[What is needed]
Transcribe every record that appears below, exactly and in full.

Figure record listings
::::
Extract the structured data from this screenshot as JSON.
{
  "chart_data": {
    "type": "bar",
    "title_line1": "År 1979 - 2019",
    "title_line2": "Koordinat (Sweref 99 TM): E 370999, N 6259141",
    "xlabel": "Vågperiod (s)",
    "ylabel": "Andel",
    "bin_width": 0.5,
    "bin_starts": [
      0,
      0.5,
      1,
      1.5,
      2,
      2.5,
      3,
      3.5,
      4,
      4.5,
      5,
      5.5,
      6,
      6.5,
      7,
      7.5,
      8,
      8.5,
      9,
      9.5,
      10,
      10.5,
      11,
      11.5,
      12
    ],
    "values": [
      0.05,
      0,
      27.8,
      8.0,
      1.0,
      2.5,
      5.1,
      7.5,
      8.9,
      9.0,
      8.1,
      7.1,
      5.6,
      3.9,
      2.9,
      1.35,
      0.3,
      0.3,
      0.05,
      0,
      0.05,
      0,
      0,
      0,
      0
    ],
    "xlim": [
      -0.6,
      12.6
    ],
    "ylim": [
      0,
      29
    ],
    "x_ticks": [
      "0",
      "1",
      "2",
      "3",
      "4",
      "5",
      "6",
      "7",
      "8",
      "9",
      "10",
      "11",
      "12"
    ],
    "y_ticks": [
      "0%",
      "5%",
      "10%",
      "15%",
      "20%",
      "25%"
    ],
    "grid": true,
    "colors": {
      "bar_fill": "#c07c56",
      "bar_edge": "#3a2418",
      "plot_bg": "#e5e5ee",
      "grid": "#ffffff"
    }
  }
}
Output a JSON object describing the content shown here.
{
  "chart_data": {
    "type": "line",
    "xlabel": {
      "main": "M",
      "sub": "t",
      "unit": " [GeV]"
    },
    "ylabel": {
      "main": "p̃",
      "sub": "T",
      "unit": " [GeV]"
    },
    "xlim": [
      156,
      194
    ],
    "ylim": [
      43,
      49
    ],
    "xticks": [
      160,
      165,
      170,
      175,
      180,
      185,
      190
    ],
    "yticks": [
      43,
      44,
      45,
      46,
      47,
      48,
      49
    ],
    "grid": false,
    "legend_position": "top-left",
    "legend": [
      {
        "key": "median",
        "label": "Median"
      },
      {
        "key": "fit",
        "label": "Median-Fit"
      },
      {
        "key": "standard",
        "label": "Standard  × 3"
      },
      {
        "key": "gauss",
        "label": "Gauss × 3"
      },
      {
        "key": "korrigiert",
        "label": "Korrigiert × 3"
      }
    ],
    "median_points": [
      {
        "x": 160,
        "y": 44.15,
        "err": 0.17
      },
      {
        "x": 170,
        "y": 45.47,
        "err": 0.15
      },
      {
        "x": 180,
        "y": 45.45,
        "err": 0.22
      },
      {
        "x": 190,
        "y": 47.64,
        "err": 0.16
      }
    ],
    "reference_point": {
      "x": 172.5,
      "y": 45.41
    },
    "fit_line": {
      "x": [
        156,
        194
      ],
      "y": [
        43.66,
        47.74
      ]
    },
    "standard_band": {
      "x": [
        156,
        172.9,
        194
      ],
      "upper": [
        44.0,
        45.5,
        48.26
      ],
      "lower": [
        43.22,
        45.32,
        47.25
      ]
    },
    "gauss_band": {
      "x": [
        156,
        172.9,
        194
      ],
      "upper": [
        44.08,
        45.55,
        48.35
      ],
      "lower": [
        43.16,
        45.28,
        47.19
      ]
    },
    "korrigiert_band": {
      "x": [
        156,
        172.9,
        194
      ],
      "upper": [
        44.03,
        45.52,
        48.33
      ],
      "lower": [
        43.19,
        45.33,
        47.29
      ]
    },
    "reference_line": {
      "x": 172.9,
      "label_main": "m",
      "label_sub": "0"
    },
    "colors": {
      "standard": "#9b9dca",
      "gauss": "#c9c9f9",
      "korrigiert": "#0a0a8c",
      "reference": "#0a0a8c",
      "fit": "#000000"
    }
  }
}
::::
[The completed task]
Extract the structured data from this screenshot as JSON.
{
  "chart_data": {
    "type": "bar",
    "title_line1": "År 1979 - 2019",
    "title_line2": "Koordinat (Sweref 99 TM): E 370999, N 6259141",
    "xlabel": "Vågperiod (s)",
    "ylabel": "Andel",
    "bin_width": 0.5,
    "bin_starts": [
      0,
      0.5,
      1,
      1.5,
      2,
      2.5,
      3,
      3.5,
      4,
      4.5,
      5,
      5.5,
      6,
      6.5,
      7,
      7.5,
      8,
      8.5,
      9,
      9.5,
      10,
      10.5,
      11,
      11.5,
      12
    ],
    "values": [
      0.05,
      0,
      27.8,
      8.0,
      1.0,
      2.5,
      5.1,
      7.5,
      8.9,
      9.0,
      8.1,
      7.1,
      5.6,
      3.9,
      2.9,
      1.35,
      0.3,
      0.3,
      0.05,
      0,
      0.05,
      0,
      0,
      0,
      0
    ],
    "xlim": [
      -0.6,
      12.6
    ],
    "ylim": [
      0,
      29
    ],
    "x_ticks": [
      "0",
      "1",
      "2",
      "3",
      "4",
      "5",
      "6",
      "7",
      "8",
      "9",
      "10",
      "11",
      "12"
    ],
    "y_ticks": [
      "0%",
      "5%",
      "10%",
      "15%",
      "20%",
      "25%"
    ],
    "grid": true,
    "colors": {
      "bar_fill": "#c07c56",
      "bar_edge": "#3a2418",
      "plot_bg": "#e5e5ee",
      "grid": "#ffffff"
    }
  }
}
Output a JSON object describing the content shown here.
{
  "chart_data": {
    "type": "line",
    "xlabel": {
      "main": "M",
      "sub": "t",
      "unit": " [GeV]"
    },
    "ylabel": {
      "main": "p̃",
      "sub": "T",
      "unit": " [GeV]"
    },
    "xlim": [
      156,
      194
    ],
    "ylim": [
      43,
      49
    ],
    "xticks": [
      160,
      165,
      170,
      175,
      180,
      185,
      190
    ],
    "yticks": [
      43,
      44,
      45,
      46,
      47,
      48,
      49
    ],
    "grid": false,
    "legend_position": "top-left",
    "legend": [
      {
        "key": "median",
        "label": "Median"
      },
      {
        "key": "fit",
        "label": "Median-Fit"
      },
      {
        "key": "standard",
        "label": "Standard  × 3"
      },
      {
        "key": "gauss",
        "label": "Gauss × 3"
      },
      {
        "key": "korrigiert",
        "label": "Korrigiert × 3"
      }
    ],
    "median_points": [
      {
        "x": 160,
        "y": 44.15,
        "err": 0.17
      },
      {
        "x": 170,
        "y": 45.47,
        "err": 0.15
      },
      {
        "x": 180,
        "y": 45.45,
        "err": 0.22
      },
      {
        "x": 190,
        "y": 47.64,
        "err": 0.16
      }
    ],
    "reference_point": {
      "x": 172.5,
      "y": 45.41
    },
    "fit_line": {
      "x": [
        156,
        194
      ],
      "y": [
        43.66,
        47.74
      ]
    },
    "standard_band": {
      "x": [
        156,
        172.9,
        194
      ],
      "upper": [
        44.0,
        45.5,
        48.26
      ],
      "lower": [
        43.22,
        45.32,
        47.25
      ]
    },
    "gauss_band": {
      "x": [
        156,
        172.9,
        194
      ],
      "upper": [
        44.08,
        45.55,
        48.35
      ],
      "lower": [
        43.16,
        45.28,
        47.19
      ]
    },
    "korrigiert_band": {
      "x": [
        156,
        172.9,
        194
      ],
      "upper": [
        44.03,
        45.52,
        48.33
      ],
      "lower": [
        43.19,
        45.33,
        47.29
      ]
    },
    "reference_line": {
      "x": 172.9,
      "label_main": "m",
      "label_sub": "0"
    },
    "colors": {
      "standard": "#9b9dca",
      "gauss": "#c9c9f9",
      "korrigiert": "#0a0a8c",
      "reference": "#0a0a8c",
      "fit": "#000000"
    }
  }
}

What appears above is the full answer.